● **Figure dataset records**
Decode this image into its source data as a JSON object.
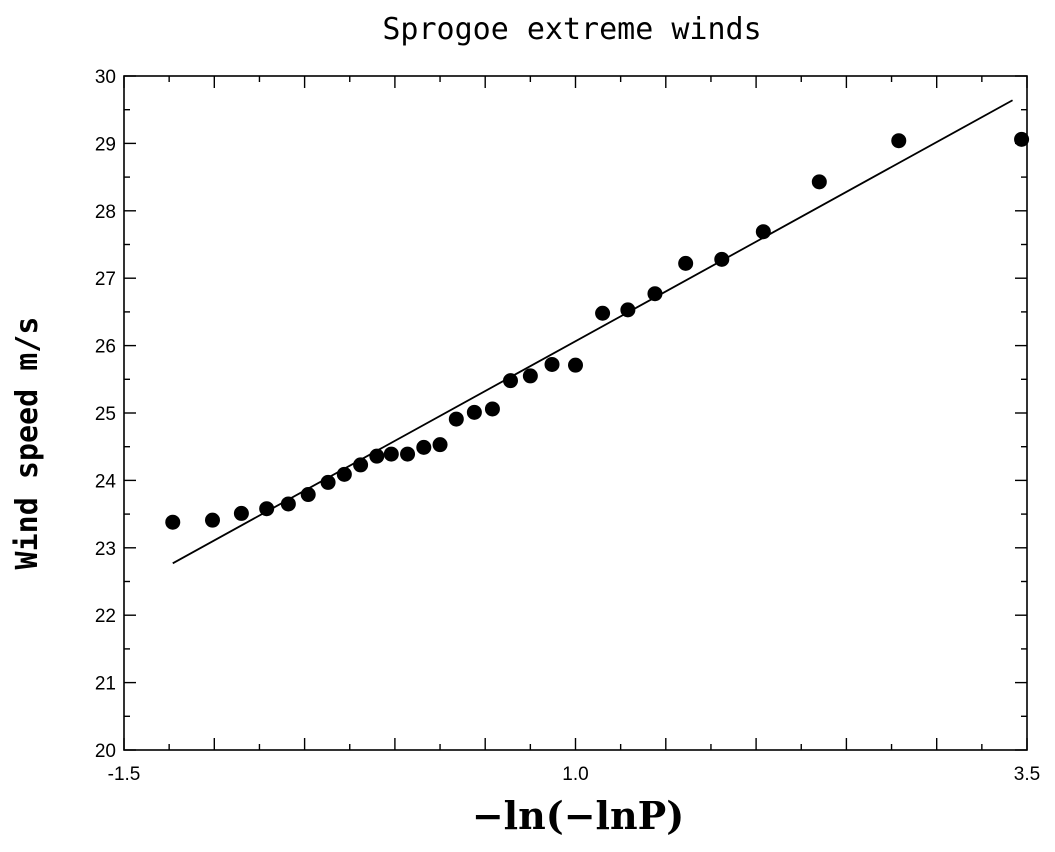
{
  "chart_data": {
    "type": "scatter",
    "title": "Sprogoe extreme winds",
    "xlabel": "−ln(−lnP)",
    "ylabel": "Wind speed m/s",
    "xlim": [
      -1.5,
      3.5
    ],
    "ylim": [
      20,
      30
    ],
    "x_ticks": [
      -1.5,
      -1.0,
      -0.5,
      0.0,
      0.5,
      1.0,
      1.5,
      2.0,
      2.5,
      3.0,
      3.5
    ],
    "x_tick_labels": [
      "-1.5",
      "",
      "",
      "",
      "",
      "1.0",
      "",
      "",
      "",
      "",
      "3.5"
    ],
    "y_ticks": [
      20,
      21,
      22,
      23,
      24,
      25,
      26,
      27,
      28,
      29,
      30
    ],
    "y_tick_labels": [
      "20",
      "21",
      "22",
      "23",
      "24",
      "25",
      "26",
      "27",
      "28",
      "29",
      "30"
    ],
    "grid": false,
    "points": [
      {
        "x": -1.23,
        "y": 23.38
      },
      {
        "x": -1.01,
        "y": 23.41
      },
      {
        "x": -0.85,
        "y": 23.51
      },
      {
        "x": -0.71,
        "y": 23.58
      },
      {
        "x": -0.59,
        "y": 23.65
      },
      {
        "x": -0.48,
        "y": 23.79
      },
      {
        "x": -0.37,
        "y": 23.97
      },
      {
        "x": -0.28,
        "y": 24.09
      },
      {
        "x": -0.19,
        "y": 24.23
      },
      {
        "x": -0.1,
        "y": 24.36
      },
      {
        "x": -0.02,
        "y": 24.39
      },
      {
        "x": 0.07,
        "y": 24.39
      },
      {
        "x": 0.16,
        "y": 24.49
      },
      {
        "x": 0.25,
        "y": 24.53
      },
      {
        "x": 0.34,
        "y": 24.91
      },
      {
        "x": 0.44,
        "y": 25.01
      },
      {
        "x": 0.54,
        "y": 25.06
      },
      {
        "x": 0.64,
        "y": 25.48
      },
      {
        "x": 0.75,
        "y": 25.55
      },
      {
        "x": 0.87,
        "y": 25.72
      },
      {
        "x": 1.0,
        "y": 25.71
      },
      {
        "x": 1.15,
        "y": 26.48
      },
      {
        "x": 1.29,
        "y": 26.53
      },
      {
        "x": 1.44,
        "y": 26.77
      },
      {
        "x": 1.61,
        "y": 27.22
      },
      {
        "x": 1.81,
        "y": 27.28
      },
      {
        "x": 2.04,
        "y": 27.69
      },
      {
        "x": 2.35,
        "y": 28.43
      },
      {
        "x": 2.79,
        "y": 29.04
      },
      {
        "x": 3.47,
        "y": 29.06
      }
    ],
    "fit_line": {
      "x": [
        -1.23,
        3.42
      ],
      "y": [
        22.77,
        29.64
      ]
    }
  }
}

● **Objective**
In this exercise, set down all of the data exactly, without the pictures.

● **Answer to this problem**
Decode this image into its source data as a JSON object.
{
  "chart_data": {
    "type": "scatter",
    "title": "Sprogoe extreme winds",
    "xlabel": "−ln(−lnP)",
    "ylabel": "Wind speed m/s",
    "xlim": [
      -1.5,
      3.5
    ],
    "ylim": [
      20,
      30
    ],
    "x_ticks": [
      -1.5,
      -1.0,
      -0.5,
      0.0,
      0.5,
      1.0,
      1.5,
      2.0,
      2.5,
      3.0,
      3.5
    ],
    "x_tick_labels": [
      "-1.5",
      "",
      "",
      "",
      "",
      "1.0",
      "",
      "",
      "",
      "",
      "3.5"
    ],
    "y_ticks": [
      20,
      21,
      22,
      23,
      24,
      25,
      26,
      27,
      28,
      29,
      30
    ],
    "y_tick_labels": [
      "20",
      "21",
      "22",
      "23",
      "24",
      "25",
      "26",
      "27",
      "28",
      "29",
      "30"
    ],
    "grid": false,
    "points": [
      {
        "x": -1.23,
        "y": 23.38
      },
      {
        "x": -1.01,
        "y": 23.41
      },
      {
        "x": -0.85,
        "y": 23.51
      },
      {
        "x": -0.71,
        "y": 23.58
      },
      {
        "x": -0.59,
        "y": 23.65
      },
      {
        "x": -0.48,
        "y": 23.79
      },
      {
        "x": -0.37,
        "y": 23.97
      },
      {
        "x": -0.28,
        "y": 24.09
      },
      {
        "x": -0.19,
        "y": 24.23
      },
      {
        "x": -0.1,
        "y": 24.36
      },
      {
        "x": -0.02,
        "y": 24.39
      },
      {
        "x": 0.07,
        "y": 24.39
      },
      {
        "x": 0.16,
        "y": 24.49
      },
      {
        "x": 0.25,
        "y": 24.53
      },
      {
        "x": 0.34,
        "y": 24.91
      },
      {
        "x": 0.44,
        "y": 25.01
      },
      {
        "x": 0.54,
        "y": 25.06
      },
      {
        "x": 0.64,
        "y": 25.48
      },
      {
        "x": 0.75,
        "y": 25.55
      },
      {
        "x": 0.87,
        "y": 25.72
      },
      {
        "x": 1.0,
        "y": 25.71
      },
      {
        "x": 1.15,
        "y": 26.48
      },
      {
        "x": 1.29,
        "y": 26.53
      },
      {
        "x": 1.44,
        "y": 26.77
      },
      {
        "x": 1.61,
        "y": 27.22
      },
      {
        "x": 1.81,
        "y": 27.28
      },
      {
        "x": 2.04,
        "y": 27.69
      },
      {
        "x": 2.35,
        "y": 28.43
      },
      {
        "x": 2.79,
        "y": 29.04
      },
      {
        "x": 3.47,
        "y": 29.06
      }
    ],
    "fit_line": {
      "x": [
        -1.23,
        3.42
      ],
      "y": [
        22.77,
        29.64
      ]
    }
  }
}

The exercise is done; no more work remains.